Consegna: Trascrivi fedelmente il passo del testo fornito compreso tra "24 apr 2014" e "su questo terreno?", estremi inclusi.

Testo fornito:
24 apr 2014

Breve commento ad un articolo di Domenico Cacopardo del 24/4/2014

di domenico Cacopardo
Ormai è chiaro: la prima vera partita, Renzi la gioca sul decreto-lavoro.
Il voto di fiducia, celebrato ieri, al di là del risultato numerico, è simile al break che impone l’arbitro ai pugili in corpo a corpo. Ma, domani o dopodomani, al Senato, la partita riprenderà più virulenta di prima. È vero che a palazzo Madama i numeri sono più favorevoli al governo, ma è altrettanto vero che, se si tornasse alla stesura originaria, il decreto cadrebbe alla Camera, nel girone di ritorno.
Ora, quali sono le ragioni sostanziali che spingono la minoranza del Pd a ingaggiare battaglia su questo terreno?
Prima di parlare dei massimi sistemi, affrontiamo i minimi (e forse più concreti sotto vari punti di vista): una delle questioni riguarda la formazione professionale. Vogliamo quella aziendale o quella regionale? Le persone ragionevoli non esiterebbero a rispondere “aziendale”, visti i continui scandali che hanno investito le attività formative regionali (l’ultimo in evidenza quello attribuito al deputato Pd Francantonio Genovese, di Messina). Invece, la maggioranza del gruppo parlamentare del Pd (tutti nominati da Bersani, ma ormai in libera navigazione) preferisce la formazione regionale. È evidente che la scelta pubblicistica risponde all’esigenza di alimentare l’opaco circuito che finisce per finanziare il partito e i sindacati. Niente di più concreto, quindi. C’è poi il problema delle proroghe dei contratti a tempo determinato nell’ambito temporale previsto in 36 mesi: 5 o 8? La questione è solo strumentale, una prova di forza insomma, ma se passerà la linea dei ribelli del Pd (5 proroghe) sarà più difficile trovare imprese che assumano. L’aspetto più scandaloso di questa scelta è che tutti sanno che per stimolare il lavoro, specie giovanile, occorre allentare il regime vincolistico. Una volta allentatolo e indotte le aziende ad assumere a tempo determinato, sarà fisiologico che i lavoratori migliori, i più produttivi e professionali, siano assunti a tempo indeterminato. Sarebbe patologico il contrario.

Righe di dati:

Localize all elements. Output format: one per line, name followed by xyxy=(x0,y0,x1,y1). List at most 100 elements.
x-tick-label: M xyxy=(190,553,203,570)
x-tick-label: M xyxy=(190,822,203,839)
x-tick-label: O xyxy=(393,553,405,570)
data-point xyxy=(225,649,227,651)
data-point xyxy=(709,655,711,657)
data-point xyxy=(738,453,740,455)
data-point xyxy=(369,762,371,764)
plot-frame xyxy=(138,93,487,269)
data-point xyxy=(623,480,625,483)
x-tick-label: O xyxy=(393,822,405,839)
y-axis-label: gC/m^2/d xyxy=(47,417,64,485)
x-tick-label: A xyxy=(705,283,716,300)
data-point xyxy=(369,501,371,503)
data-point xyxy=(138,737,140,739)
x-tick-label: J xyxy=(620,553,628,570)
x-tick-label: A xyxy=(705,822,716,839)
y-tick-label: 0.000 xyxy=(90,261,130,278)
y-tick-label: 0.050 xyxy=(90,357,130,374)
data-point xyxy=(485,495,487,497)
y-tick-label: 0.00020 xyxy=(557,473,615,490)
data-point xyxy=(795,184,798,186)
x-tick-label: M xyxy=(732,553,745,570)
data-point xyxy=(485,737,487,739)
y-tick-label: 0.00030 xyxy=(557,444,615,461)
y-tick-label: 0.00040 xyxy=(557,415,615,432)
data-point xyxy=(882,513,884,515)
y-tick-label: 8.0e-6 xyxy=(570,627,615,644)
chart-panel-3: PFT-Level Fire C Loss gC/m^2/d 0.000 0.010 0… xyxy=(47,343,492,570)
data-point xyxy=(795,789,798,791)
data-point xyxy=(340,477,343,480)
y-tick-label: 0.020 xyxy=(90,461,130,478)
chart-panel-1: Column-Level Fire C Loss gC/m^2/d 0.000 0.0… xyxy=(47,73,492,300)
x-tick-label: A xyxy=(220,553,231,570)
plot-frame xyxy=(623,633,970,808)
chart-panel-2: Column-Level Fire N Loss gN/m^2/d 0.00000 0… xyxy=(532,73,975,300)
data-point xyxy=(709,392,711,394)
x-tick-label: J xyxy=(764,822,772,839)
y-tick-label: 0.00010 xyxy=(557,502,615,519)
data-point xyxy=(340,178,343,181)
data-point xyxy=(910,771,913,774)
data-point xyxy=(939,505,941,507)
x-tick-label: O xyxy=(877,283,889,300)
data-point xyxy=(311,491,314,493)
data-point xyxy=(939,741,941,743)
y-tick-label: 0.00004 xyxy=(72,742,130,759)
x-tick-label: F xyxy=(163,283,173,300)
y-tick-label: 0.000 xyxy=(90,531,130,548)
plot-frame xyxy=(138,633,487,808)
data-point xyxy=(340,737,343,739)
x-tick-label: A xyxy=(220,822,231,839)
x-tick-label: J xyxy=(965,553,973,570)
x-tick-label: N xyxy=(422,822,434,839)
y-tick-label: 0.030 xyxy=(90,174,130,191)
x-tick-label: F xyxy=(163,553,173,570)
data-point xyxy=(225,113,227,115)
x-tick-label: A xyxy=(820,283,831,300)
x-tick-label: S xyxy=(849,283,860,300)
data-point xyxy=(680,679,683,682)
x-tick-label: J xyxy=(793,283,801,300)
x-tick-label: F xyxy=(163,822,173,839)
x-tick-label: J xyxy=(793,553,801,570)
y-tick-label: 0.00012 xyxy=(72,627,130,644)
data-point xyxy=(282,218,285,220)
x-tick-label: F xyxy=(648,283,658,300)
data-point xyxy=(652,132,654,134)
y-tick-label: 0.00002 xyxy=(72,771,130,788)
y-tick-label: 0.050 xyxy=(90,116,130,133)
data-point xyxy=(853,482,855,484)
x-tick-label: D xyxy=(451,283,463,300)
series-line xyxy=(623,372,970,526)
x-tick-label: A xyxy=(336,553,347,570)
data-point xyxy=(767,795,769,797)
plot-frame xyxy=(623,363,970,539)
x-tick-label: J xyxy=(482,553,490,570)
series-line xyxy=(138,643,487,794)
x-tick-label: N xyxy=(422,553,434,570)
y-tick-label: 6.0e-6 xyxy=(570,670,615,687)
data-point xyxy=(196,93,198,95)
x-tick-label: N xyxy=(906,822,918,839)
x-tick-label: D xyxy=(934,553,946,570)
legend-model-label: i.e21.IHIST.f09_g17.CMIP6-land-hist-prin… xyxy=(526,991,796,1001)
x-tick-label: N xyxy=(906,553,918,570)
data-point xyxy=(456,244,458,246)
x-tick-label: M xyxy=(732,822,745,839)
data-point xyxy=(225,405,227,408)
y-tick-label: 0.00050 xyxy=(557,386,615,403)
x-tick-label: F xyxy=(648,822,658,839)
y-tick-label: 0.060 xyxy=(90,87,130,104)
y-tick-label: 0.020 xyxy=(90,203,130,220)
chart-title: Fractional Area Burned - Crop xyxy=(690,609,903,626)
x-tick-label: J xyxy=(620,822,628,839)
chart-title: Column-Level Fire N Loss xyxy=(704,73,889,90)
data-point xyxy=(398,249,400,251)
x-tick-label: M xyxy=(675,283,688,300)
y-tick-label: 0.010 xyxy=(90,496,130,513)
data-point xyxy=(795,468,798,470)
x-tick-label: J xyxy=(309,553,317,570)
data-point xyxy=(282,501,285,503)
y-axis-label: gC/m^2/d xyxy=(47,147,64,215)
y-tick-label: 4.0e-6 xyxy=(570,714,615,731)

La soluzione:
24 apr 2014

Breve commento ad un articolo di Domenico Cacopardo del 24/4/2014

di domenico Cacopardo
Ormai è chiaro: la prima vera partita, Renzi la gioca sul decreto-lavoro.
Il voto di fiducia, celebrato ieri, al di là del risultato numerico, è simile al break che impone l’arbitro ai pugili in corpo a corpo. Ma, domani o dopodomani, al Senato, la partita riprenderà più virulenta di prima. È vero che a palazzo Madama i numeri sono più favorevoli al governo, ma è altrettanto vero che, se si tornasse alla stesura originaria, il decreto cadrebbe alla Camera, nel girone di ritorno.
Ora, quali sono le ragioni sostanziali che spingono la minoranza del Pd a ingaggiare battaglia su questo terreno?